From the listing below, select every line where the word "name" appears.
________
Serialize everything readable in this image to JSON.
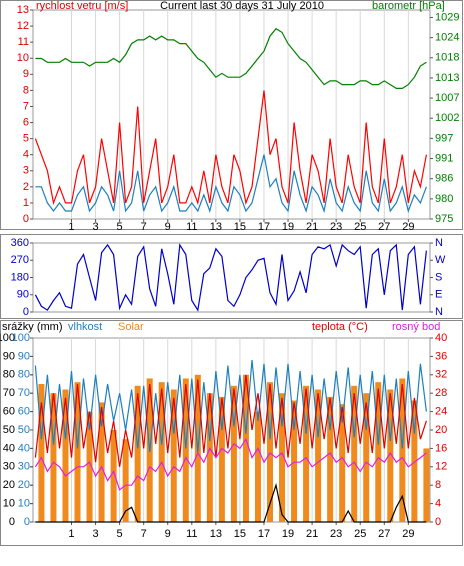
{
  "chart_data": [
    {
      "type": "line",
      "title": "Current last 30 days 31 July 2010",
      "ylabel": "rychlost vetru [m/s]",
      "y2label": "barometr [hPa]",
      "ylabel_color": "#e00000",
      "y2label_color": "#008000",
      "x": [
        -2,
        -1.5,
        -1,
        -0.5,
        0,
        0.5,
        1,
        1.5,
        2,
        2.5,
        3,
        3.5,
        4,
        4.5,
        5,
        5.5,
        6,
        6.5,
        7,
        7.5,
        8,
        8.5,
        9,
        9.5,
        10,
        10.5,
        11,
        11.5,
        12,
        12.5,
        13,
        13.5,
        14,
        14.5,
        15,
        15.5,
        16,
        16.5,
        17,
        17.5,
        18,
        18.5,
        19,
        19.5,
        20,
        20.5,
        21,
        21.5,
        22,
        22.5,
        23,
        23.5,
        24,
        24.5,
        25,
        25.5,
        26,
        26.5,
        27,
        27.5,
        28,
        28.5,
        29,
        29.5,
        30,
        30.5
      ],
      "xlim": [
        -2.2,
        30.8
      ],
      "xticks": [
        1,
        3,
        5,
        7,
        9,
        11,
        13,
        15,
        17,
        19,
        21,
        23,
        25,
        27,
        29
      ],
      "grid": "x",
      "ylim": [
        0,
        13
      ],
      "yticks": [
        0,
        1,
        2,
        3,
        4,
        5,
        6,
        7,
        8,
        9,
        10,
        11,
        12,
        13
      ],
      "ytick_color": "#e00000",
      "y2lim": [
        975,
        1031
      ],
      "y2tick_color": "#008000",
      "y2ticks": [
        {
          "value": 975,
          "label": "975"
        },
        {
          "value": 980.4,
          "label": "980"
        },
        {
          "value": 985.8,
          "label": "986"
        },
        {
          "value": 991.2,
          "label": "991"
        },
        {
          "value": 996.6,
          "label": "997"
        },
        {
          "value": 1002,
          "label": "1002"
        },
        {
          "value": 1007.4,
          "label": "1007"
        },
        {
          "value": 1012.8,
          "label": "1013"
        },
        {
          "value": 1018.2,
          "label": "1018"
        },
        {
          "value": 1023.6,
          "label": "1024"
        },
        {
          "value": 1029,
          "label": "1029"
        }
      ],
      "series": [
        {
          "color": "#ff0000",
          "axis": "y",
          "style": "line",
          "values": [
            5,
            4,
            3,
            1,
            2,
            1,
            1,
            3,
            4,
            1,
            2,
            5,
            3,
            1,
            6,
            1,
            2,
            7,
            1,
            3,
            5,
            1,
            2,
            4,
            1,
            1,
            2,
            1,
            3,
            1,
            4,
            2,
            1,
            4,
            3,
            1,
            2,
            5,
            8,
            4,
            5,
            2,
            1,
            6,
            3,
            1,
            4,
            3,
            1,
            5,
            2,
            1,
            4,
            2,
            1,
            6,
            2,
            1,
            5,
            1,
            2,
            4,
            1,
            3,
            2,
            4
          ]
        },
        {
          "color": "#1e7fc0",
          "axis": "y",
          "style": "line",
          "values": [
            2,
            2,
            1,
            0.5,
            1,
            0.5,
            0.5,
            1.5,
            2,
            0.5,
            1,
            2,
            1.5,
            0.5,
            3,
            0.5,
            1,
            3,
            0.5,
            1.5,
            2,
            0.5,
            1,
            2,
            0.5,
            0.5,
            1,
            0.5,
            1.5,
            0.5,
            2,
            1,
            0.5,
            2,
            1.5,
            0.5,
            1,
            2.5,
            4,
            2,
            2.5,
            1,
            0.5,
            3,
            1.5,
            0.5,
            2,
            1.5,
            0.5,
            2.5,
            1,
            0.5,
            2,
            1,
            0.5,
            3,
            1,
            0.5,
            2.5,
            0.5,
            1,
            2,
            0.5,
            1.5,
            1,
            2
          ]
        },
        {
          "color": "#008000",
          "axis": "y2",
          "style": "line",
          "values": [
            1018,
            1018,
            1017,
            1017,
            1017,
            1018,
            1017,
            1017,
            1017,
            1016,
            1017,
            1017,
            1017,
            1018,
            1017,
            1019,
            1022,
            1023,
            1023,
            1024,
            1023,
            1024,
            1023,
            1023,
            1022,
            1022,
            1020,
            1018,
            1017,
            1015,
            1013,
            1014,
            1013,
            1013,
            1013,
            1014,
            1016,
            1018,
            1020,
            1024,
            1026,
            1025,
            1022,
            1020,
            1018,
            1017,
            1015,
            1013,
            1011,
            1012,
            1012,
            1011,
            1011,
            1011,
            1012,
            1012,
            1011,
            1011,
            1012,
            1011,
            1010,
            1010,
            1011,
            1013,
            1016,
            1017
          ]
        }
      ]
    },
    {
      "type": "line",
      "x": [
        -2,
        -1.5,
        -1,
        -0.5,
        0,
        0.5,
        1,
        1.5,
        2,
        2.5,
        3,
        3.5,
        4,
        4.5,
        5,
        5.5,
        6,
        6.5,
        7,
        7.5,
        8,
        8.5,
        9,
        9.5,
        10,
        10.5,
        11,
        11.5,
        12,
        12.5,
        13,
        13.5,
        14,
        14.5,
        15,
        15.5,
        16,
        16.5,
        17,
        17.5,
        18,
        18.5,
        19,
        19.5,
        20,
        20.5,
        21,
        21.5,
        22,
        22.5,
        23,
        23.5,
        24,
        24.5,
        25,
        25.5,
        26,
        26.5,
        27,
        27.5,
        28,
        28.5,
        29,
        29.5,
        30,
        30.5
      ],
      "xlim": [
        -2.2,
        30.8
      ],
      "grid": "none",
      "ylim": [
        0,
        360
      ],
      "yticks": [
        0,
        90,
        180,
        270,
        360
      ],
      "ytick_color": "#0000cc",
      "y2lim": [
        0,
        360
      ],
      "y2tick_color": "#0000cc",
      "y2ticks": [
        {
          "value": 0,
          "label": "N"
        },
        {
          "value": 90,
          "label": "E"
        },
        {
          "value": 180,
          "label": "S"
        },
        {
          "value": 270,
          "label": "W"
        },
        {
          "value": 360,
          "label": "N"
        }
      ],
      "series": [
        {
          "color": "#0000cc",
          "axis": "y",
          "style": "line",
          "values": [
            90,
            30,
            10,
            60,
            100,
            30,
            20,
            250,
            300,
            180,
            60,
            310,
            350,
            300,
            20,
            90,
            40,
            290,
            340,
            120,
            30,
            330,
            200,
            40,
            350,
            300,
            60,
            10,
            200,
            230,
            330,
            290,
            60,
            30,
            90,
            180,
            220,
            270,
            280,
            100,
            40,
            300,
            60,
            110,
            210,
            100,
            300,
            340,
            330,
            350,
            240,
            350,
            320,
            300,
            340,
            20,
            300,
            330,
            90,
            320,
            350,
            10,
            300,
            340,
            40,
            320
          ]
        }
      ]
    },
    {
      "type": "line",
      "x": [
        -2,
        -1.5,
        -1,
        -0.5,
        0,
        0.5,
        1,
        1.5,
        2,
        2.5,
        3,
        3.5,
        4,
        4.5,
        5,
        5.5,
        6,
        6.5,
        7,
        7.5,
        8,
        8.5,
        9,
        9.5,
        10,
        10.5,
        11,
        11.5,
        12,
        12.5,
        13,
        13.5,
        14,
        14.5,
        15,
        15.5,
        16,
        16.5,
        17,
        17.5,
        18,
        18.5,
        19,
        19.5,
        20,
        20.5,
        21,
        21.5,
        22,
        22.5,
        23,
        23.5,
        24,
        24.5,
        25,
        25.5,
        26,
        26.5,
        27,
        27.5,
        28,
        28.5,
        29,
        29.5,
        30,
        30.5
      ],
      "xlim": [
        -2.2,
        30.8
      ],
      "xticks": [
        1,
        3,
        5,
        7,
        9,
        11,
        13,
        15,
        17,
        19,
        21,
        23,
        25,
        27,
        29
      ],
      "grid": "x",
      "ylim": [
        0,
        100
      ],
      "yticks": [
        0,
        10,
        20,
        30,
        40,
        50,
        60,
        70,
        80,
        90,
        100
      ],
      "ytick_color": "#000000",
      "y3lim": [
        0,
        100
      ],
      "y3ticks": [
        0,
        10,
        20,
        30,
        40,
        50,
        60,
        70,
        80,
        90,
        100
      ],
      "y3tick_color": "#1e7fc0",
      "y2lim": [
        0,
        40
      ],
      "y2ticks": [
        0,
        4,
        8,
        12,
        16,
        20,
        24,
        28,
        32,
        36,
        40
      ],
      "y2tick_color": "#e00000",
      "series": [
        {
          "name": "Solar",
          "color": "#f08a1c",
          "axis": "y3",
          "style": "bars",
          "values": [
            0,
            75,
            0,
            70,
            0,
            72,
            0,
            76,
            0,
            60,
            0,
            65,
            0,
            50,
            0,
            45,
            0,
            74,
            0,
            78,
            0,
            76,
            0,
            72,
            0,
            78,
            0,
            80,
            0,
            70,
            0,
            68,
            0,
            74,
            0,
            80,
            0,
            60,
            0,
            76,
            0,
            70,
            0,
            66,
            0,
            74,
            0,
            72,
            0,
            68,
            0,
            64,
            0,
            74,
            0,
            70,
            0,
            76,
            0,
            72,
            0,
            78,
            0,
            66,
            0,
            40
          ]
        },
        {
          "name": "vlhkost",
          "color": "#1e7fc0",
          "axis": "y3",
          "style": "line",
          "values": [
            85,
            45,
            80,
            42,
            75,
            45,
            82,
            40,
            78,
            50,
            80,
            52,
            75,
            55,
            70,
            50,
            72,
            40,
            74,
            38,
            70,
            42,
            76,
            48,
            80,
            40,
            78,
            38,
            76,
            44,
            82,
            50,
            85,
            52,
            80,
            48,
            88,
            55,
            86,
            45,
            84,
            52,
            86,
            50,
            82,
            48,
            80,
            46,
            78,
            50,
            82,
            54,
            84,
            46,
            80,
            50,
            82,
            42,
            80,
            44,
            78,
            40,
            82,
            48,
            86,
            60
          ]
        },
        {
          "name": "teplota (°C)",
          "color": "#e00000",
          "axis": "y2",
          "style": "line",
          "values": [
            14,
            26,
            15,
            28,
            16,
            27,
            14,
            30,
            16,
            24,
            13,
            25,
            15,
            22,
            12,
            20,
            14,
            28,
            16,
            30,
            17,
            29,
            15,
            27,
            14,
            30,
            16,
            31,
            15,
            28,
            14,
            27,
            16,
            29,
            18,
            32,
            20,
            28,
            17,
            30,
            16,
            27,
            14,
            26,
            17,
            29,
            16,
            28,
            18,
            27,
            16,
            25,
            15,
            28,
            17,
            26,
            15,
            29,
            16,
            28,
            17,
            30,
            16,
            27,
            18,
            22
          ]
        },
        {
          "name": "rosný bod",
          "color": "#e020e0",
          "axis": "y2",
          "style": "line",
          "values": [
            12,
            14,
            11,
            13,
            12,
            10,
            11,
            12,
            12,
            13,
            10,
            12,
            9,
            11,
            7,
            8,
            8,
            10,
            9,
            12,
            11,
            13,
            10,
            12,
            11,
            14,
            12,
            15,
            13,
            16,
            14,
            16,
            15,
            17,
            16,
            18,
            14,
            16,
            13,
            15,
            14,
            15,
            12,
            13,
            13,
            14,
            12,
            13,
            14,
            15,
            13,
            14,
            12,
            13,
            11,
            13,
            12,
            14,
            13,
            15,
            13,
            14,
            12,
            13,
            14,
            15
          ]
        },
        {
          "name": "srážky (mm)",
          "color": "#000000",
          "axis": "y",
          "style": "line",
          "values": [
            0,
            0,
            0,
            0,
            0,
            0,
            0,
            0,
            0,
            0,
            0,
            0,
            0,
            0,
            0,
            6,
            8,
            0,
            0,
            0,
            0,
            0,
            0,
            0,
            0,
            0,
            0,
            0,
            0,
            0,
            0,
            0,
            0,
            0,
            0,
            0,
            0,
            0,
            0,
            10,
            20,
            4,
            0,
            0,
            0,
            0,
            0,
            0,
            0,
            0,
            0,
            0,
            6,
            0,
            0,
            0,
            0,
            0,
            0,
            0,
            8,
            14,
            0,
            0,
            0,
            0
          ]
        }
      ]
    }
  ]
}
________
■ **Reply to the exercise**:
          "name": "Solar",
          "name": "vlhkost",
          "name": "teplota (°C)",
          "name": "rosný bod",
          "name": "srážky (mm)",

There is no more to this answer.